Traccia -
Riporta il brano sul trasporto aereo tra "Il trasporto aereo, infatti, presenta, su" e "rifiutarsi di lavorare.", estremi inclusi, cambiando "autisti" in "conducenti".

Brano da leggere -
Il trasporto aereo, infatti, presenta, su larga scala, una situazione del tutto simile a quella vissuta dagli autisti di autobus nei primi giorni di deconfinamento: una gestione che vuole rilanciare l’attività mettendo in pericolo il personale e gli utenti. La minaccia della disoccupazione, unita alla concorrenza delle aziende a basso costo, sono ovviamente usate come mezzo per forzare la mano dei dipendenti, impedendo loro di esercitare il diritto di rifiutarsi di lavorare.

Tuttavia, la situazione è favorevole a un raro fenomeno di convergenza piuttosto che di opposizione tra una domanda sociale (la salute dei dipendenti), con un forte tono femminista (le donne sono in maggioranza tra il personale di cabina) e una domanda ecologica (la riduzione dei voli, sinonimo di protezione del clima). Ragione in più per sostenere pienamente i lavoratori nel caso in cui, in base alla loro conoscenza delle condizioni concrete, si rifiutino di tornare al lavoro nonostante la farsa della sicurezza sanitaria orchestrata dai datori di lavoro.

Inoltre, non basta aspettare che i lavoratori esercitino il loro diritto di rifiuto di tornare al lavoro. Possiamo e dobbiamo fare di più, esercitare il nostro “diritto di rifiuto” come consumatori, per così dire. Alexandre de Juniac, direttore generale della IATA, ha dichiarato di recente: “Significative misure di stimolo del governo, combinate con iniezioni di liquidità da parte delle banche centrali, stimoleranno la ripresa economica una volta che la pandemia sarà sotto controllo. Ma per ripristinare la fiducia dei passeggeri ci vorrà più tempo”. La fiducia dei passeggeri avrà davvero un ruolo fondamentale, ed è parte dell’equazione che tutti noi possiamo influenzare.

L’anno scorso il movimento dei giovani per il clima ha dato il via a una campagna “vergognarsi di volare”, la vergogna dei consumatori per l’uso degli aerei. L’impatto è stato così percepibile che i dirigenti del settore hanno subito mostrato viva preoccupazione. La pandemia offre l’opportunità di amplificare questo salutare movimento di protesta superando i limiti moralizzanti della “vergogna”. Oltre al rifiuto della distruzione del clima, c’è anche la diffidenza verso la malattia, il rifiuto di diffonderla, l’ostilità verso le politiche antisociali e la solidarietà con il personale che è vittima dei rapaci che perlustrano i cieli del pianeta.

(Dati strutturati di analisi delle pagine)

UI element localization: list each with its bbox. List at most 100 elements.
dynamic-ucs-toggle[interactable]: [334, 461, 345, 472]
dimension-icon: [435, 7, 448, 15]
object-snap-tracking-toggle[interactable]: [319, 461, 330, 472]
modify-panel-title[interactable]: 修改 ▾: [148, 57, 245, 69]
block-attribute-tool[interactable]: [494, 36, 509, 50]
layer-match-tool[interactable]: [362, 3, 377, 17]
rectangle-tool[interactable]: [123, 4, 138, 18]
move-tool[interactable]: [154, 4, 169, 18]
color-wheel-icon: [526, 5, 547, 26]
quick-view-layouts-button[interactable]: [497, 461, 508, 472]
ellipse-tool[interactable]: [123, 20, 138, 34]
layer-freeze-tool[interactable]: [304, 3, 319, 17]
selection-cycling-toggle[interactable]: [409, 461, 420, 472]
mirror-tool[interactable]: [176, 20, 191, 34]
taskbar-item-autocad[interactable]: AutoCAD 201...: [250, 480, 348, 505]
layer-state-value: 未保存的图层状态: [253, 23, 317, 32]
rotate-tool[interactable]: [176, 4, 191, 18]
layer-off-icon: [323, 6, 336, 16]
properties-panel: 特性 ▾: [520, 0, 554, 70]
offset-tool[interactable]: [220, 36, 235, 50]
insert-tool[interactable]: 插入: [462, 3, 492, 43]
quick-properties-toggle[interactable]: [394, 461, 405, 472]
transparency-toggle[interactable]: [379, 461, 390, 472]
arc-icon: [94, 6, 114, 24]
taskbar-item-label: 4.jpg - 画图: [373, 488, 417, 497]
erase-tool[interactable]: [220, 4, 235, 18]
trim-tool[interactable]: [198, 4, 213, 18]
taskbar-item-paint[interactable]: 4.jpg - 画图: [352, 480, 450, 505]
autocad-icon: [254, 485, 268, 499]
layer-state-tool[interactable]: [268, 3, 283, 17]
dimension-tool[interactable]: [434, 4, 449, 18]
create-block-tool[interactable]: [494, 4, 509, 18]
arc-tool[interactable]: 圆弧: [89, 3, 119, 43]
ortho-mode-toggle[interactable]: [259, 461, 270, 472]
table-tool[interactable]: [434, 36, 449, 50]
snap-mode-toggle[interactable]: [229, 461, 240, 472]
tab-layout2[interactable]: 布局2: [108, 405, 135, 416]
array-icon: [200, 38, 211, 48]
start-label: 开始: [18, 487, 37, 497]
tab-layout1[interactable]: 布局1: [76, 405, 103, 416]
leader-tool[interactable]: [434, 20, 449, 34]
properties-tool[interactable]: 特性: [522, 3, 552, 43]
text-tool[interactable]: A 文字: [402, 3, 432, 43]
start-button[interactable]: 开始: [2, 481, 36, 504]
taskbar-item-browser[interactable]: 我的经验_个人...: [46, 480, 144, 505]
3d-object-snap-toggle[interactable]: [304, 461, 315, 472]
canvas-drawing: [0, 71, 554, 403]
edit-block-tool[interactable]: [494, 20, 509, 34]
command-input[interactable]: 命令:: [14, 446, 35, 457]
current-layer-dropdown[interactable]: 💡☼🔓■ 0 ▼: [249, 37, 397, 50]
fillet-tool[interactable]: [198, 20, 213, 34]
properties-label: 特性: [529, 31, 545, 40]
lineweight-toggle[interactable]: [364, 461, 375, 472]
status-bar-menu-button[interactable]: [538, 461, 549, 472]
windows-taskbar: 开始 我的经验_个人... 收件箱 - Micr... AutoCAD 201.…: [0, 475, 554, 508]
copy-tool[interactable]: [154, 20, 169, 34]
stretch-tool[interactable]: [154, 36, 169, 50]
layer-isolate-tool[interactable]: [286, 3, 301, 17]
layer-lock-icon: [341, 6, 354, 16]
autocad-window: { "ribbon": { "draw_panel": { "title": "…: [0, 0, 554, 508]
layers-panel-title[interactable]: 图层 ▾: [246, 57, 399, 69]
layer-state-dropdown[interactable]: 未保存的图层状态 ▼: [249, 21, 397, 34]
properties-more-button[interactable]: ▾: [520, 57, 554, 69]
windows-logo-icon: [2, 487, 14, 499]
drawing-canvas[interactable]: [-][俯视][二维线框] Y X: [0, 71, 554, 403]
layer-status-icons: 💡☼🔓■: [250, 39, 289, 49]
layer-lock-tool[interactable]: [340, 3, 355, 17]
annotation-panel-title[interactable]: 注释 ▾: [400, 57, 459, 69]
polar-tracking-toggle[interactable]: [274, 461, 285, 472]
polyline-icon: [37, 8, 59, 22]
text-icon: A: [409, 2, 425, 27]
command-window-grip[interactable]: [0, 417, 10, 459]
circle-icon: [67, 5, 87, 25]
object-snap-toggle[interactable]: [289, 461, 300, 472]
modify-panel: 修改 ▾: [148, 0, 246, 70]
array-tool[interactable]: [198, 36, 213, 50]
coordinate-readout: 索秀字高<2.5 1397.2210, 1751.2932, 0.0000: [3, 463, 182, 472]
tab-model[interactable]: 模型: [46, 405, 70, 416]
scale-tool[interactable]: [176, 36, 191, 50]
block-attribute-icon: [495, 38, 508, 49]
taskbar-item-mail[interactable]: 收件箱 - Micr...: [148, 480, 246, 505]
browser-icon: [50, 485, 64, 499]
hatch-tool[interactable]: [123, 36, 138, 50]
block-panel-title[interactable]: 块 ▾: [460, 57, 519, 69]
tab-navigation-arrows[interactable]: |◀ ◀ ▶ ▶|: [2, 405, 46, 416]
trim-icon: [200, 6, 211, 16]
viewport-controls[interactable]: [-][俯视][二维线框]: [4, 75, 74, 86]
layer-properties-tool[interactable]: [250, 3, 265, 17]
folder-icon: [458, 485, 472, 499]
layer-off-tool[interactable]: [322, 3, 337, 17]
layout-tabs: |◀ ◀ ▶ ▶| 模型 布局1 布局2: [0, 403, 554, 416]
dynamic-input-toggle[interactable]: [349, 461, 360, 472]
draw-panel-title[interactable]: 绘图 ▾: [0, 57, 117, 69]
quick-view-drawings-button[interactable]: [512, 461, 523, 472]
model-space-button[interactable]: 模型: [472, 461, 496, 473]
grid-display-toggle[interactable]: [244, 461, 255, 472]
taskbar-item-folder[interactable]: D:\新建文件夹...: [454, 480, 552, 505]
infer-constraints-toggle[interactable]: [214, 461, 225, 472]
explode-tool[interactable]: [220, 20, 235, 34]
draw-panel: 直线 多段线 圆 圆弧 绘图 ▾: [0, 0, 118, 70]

Esercizio svolto -
Il trasporto aereo, infatti, presenta, su larga scala, una situazione del tutto simile a quella vissuta dagli conducenti di autobus nei primi giorni di deconfinamento: una gestione che vuole rilanciare l’attività mettendo in pericolo il personale e gli utenti. La minaccia della disoccupazione, unita alla concorrenza delle aziende a basso costo, sono ovviamente usate come mezzo per forzare la mano dei dipendenti, impedendo loro di esercitare il diritto di rifiutarsi di lavorare.